> Text for analysis:
:::

Thoracic rotation: internal obliques, external obliques,levatores costarum brevis, levatores costarum longus, multifidus, semispinalis thoracis, rotatores brevis, rotatores longus (Alex, 2015).
Lumbar rotation: levatores costarum brevis, internal obliques, external obliques, levatores costarum longus, multifidus, semispinalis thoracis, rotatores brevis, rotatores longus (Alex, 2015).
Range of Motion (ROM) needed to perform bed mobility are as follows:
Spinal rotation (minimal-moderate) used with the log roll.
Spinal side-bending (minimal-moderate) performed during press up to seated.
Upper Spine flexion (minimal) used at the beginning of the log roll.
Horizontal adduction (maximal) reaching across to the EOB.
Knee flexion (0°-90°) range for bending the knee to push off and for sitting.
Hip flexion (0°-70°) range for helping foot push against the bed with a bent knee and for sitting.
Chapter 3
Yoga Exercise Sequence: Bed Mobility
The various yoga exercises in this list show an activation of specific muscles quantified by electromyograms. (Rathor, Trivedi, Abrahm, & Sinha, 2017).The following sequence gradually increases in range of motion and strength. Each yoga exercise is a warm up for the next yoga exercise.
Kapalabhati Breathing: is a forced exhale breathing technique performed via the mouth or nose for abdominal, diaphragm, pelvic floor, multifidus and intercostal muscle strengthening/stretching (Deshmukh, & Bedekar, 2017). Patients may sit or lie in supine but should not stand (due to decreased back support) during this breathing exercise. When exhaling, the transverse abdominis contracts maximally and the waistline becomes smaller from posterior to anterior as a result. An added benefit is the strengthening of the multifidi and the pelvic floor as they are automatically triggered to contract with the transverse abdominis by the brain (Ferla, Darski, Paiva, Sbruzzi, & Vieira, 2016; Yang, Lin, Chen, & Wang, 2016).
This exercise also trains an optimal exhale breathing pattern in conjunction with the transverse abdominis contraction, maintaining optimal intra-abdominal pressure during activities of daily living. Intra-abdominal pressure regulation is imperative in hernia, bladder prolapse and uterus prolapse prevention (Qandeel, & O’Dwyer, 2016; Shek, & Dietz, 2016). Improved cardiovascular parameters and pulmonary parameters are benefits of this exercise (Jain, 2016). It is also one of the few abdominal exercises that can be performed in sitting.

:::

> Data shown:
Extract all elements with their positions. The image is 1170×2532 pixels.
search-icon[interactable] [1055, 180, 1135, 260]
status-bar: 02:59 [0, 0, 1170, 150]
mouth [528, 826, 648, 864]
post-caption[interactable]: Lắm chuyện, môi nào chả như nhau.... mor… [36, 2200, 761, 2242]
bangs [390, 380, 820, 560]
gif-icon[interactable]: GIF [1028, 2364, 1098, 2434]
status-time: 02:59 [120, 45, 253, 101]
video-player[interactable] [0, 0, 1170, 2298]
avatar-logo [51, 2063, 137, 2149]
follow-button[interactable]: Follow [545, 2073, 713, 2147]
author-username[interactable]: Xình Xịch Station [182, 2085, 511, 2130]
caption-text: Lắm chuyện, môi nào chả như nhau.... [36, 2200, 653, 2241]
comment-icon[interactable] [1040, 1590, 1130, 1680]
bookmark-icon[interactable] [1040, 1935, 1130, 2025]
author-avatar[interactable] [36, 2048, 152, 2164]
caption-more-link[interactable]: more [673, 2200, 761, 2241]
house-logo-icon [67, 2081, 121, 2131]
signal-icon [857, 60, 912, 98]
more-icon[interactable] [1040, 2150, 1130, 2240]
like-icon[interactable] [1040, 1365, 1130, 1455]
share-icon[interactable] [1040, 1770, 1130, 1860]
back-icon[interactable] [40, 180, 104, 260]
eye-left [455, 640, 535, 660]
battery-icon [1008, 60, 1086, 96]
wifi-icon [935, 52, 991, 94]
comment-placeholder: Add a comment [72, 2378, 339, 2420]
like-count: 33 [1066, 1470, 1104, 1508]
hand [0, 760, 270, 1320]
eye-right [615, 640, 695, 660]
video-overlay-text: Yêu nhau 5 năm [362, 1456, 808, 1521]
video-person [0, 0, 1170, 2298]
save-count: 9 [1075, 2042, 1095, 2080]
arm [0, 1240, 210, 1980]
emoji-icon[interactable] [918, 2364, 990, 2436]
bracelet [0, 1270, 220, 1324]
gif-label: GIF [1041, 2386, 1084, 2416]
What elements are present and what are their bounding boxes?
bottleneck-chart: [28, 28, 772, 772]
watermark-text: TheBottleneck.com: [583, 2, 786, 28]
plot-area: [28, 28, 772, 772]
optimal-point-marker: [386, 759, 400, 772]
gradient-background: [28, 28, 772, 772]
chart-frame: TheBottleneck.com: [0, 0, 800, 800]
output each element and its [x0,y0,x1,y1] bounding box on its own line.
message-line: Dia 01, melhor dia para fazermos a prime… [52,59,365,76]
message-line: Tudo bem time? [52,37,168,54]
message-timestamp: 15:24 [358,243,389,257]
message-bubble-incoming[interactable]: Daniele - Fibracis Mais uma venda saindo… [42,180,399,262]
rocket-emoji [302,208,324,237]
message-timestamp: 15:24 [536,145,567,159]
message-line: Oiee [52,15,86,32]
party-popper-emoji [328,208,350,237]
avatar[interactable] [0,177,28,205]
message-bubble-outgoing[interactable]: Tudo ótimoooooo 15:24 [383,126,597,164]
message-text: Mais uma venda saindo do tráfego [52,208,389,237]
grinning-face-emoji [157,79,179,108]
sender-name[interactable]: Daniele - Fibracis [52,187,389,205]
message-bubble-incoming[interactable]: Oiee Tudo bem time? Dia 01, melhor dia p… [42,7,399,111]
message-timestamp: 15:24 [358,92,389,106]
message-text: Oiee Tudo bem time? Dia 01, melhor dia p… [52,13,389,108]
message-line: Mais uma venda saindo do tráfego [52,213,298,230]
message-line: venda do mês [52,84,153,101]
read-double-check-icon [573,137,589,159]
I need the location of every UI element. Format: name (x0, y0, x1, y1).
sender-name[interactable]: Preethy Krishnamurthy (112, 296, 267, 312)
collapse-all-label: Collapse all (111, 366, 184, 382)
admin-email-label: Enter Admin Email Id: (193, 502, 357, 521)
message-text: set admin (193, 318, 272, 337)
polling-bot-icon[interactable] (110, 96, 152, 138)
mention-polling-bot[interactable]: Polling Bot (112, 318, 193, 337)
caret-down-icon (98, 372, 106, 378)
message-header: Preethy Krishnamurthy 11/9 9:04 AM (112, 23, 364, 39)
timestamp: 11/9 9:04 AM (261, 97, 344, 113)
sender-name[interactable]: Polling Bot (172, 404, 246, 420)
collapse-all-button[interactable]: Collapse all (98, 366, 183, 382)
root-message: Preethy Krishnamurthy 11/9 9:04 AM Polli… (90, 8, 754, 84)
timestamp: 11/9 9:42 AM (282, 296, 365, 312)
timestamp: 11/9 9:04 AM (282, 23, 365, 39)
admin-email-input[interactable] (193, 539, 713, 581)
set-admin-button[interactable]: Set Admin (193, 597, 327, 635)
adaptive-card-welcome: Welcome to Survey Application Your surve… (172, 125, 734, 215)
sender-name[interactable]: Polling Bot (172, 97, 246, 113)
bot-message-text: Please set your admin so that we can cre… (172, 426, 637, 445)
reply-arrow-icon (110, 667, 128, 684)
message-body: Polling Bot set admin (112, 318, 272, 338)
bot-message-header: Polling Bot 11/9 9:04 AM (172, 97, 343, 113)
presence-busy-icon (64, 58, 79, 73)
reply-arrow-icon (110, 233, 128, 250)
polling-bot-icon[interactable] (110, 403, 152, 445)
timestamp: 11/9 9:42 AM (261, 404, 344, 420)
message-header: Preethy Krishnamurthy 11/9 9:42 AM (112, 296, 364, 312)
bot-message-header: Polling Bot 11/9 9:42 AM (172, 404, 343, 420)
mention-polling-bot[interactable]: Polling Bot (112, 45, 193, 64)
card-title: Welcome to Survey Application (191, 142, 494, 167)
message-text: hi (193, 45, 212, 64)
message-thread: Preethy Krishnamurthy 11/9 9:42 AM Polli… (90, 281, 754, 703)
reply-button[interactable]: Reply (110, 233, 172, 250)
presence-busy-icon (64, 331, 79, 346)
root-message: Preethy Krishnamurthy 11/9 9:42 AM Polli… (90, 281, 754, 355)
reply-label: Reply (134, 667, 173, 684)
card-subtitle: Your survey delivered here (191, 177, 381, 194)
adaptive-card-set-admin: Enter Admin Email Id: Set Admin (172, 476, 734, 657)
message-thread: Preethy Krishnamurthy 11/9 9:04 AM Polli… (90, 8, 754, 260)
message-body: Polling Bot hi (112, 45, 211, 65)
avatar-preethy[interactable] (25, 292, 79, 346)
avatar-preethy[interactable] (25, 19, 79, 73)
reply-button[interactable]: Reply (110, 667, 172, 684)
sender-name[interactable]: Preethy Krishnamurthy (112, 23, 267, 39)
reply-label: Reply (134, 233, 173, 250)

:::

> Requirement 1:
According to the bed mobility text, why should patients not stand during Kapalabhati breathing?
> Requirement 2:
Carry the bed mobility text forward from its final sentence.

> Answer 1:
Patients should not stand because standing gives decreased back support.

> Answer 2:
Figure 5: Kapalabhati breathing
Bridge with Fist Push: targets the quadriceps, hamstrings, gluteals, and triceps for strengthening but includes strengthening for the abdominals, adductors, extrinsic, intrinsic foot muscles: arch and toe muscles, AH, FHB, AH, ADM, FDM, ODM, L, QP, FDB, DI, PI, posterior tibialis, anterior tibialis, pronators, soleus, tibialis anterior, spinal multifidi, spinal extensors, and the transverse abdominis(Byrd-Rider, 2018). Important stretches include the iliacus, psoas, rectus abdominus, rectus femoris (Byrd-Rider, 2018).The Bridge exercise can be performed with multiple modifications to accommodate debilitation including lifting the heels for additional foot and ankle muscle strengthening, minimal hip lift or pulsing up/down. The fist press adds shoulder girdle, shoulder joint, elbow joint and even hand muscle strengthening with a high intensity triceps contraction to assist with EOB pressing up. This yoga exercise also facilitates abdominal strengthening and promotes pelvis squaring abilities for standing balance.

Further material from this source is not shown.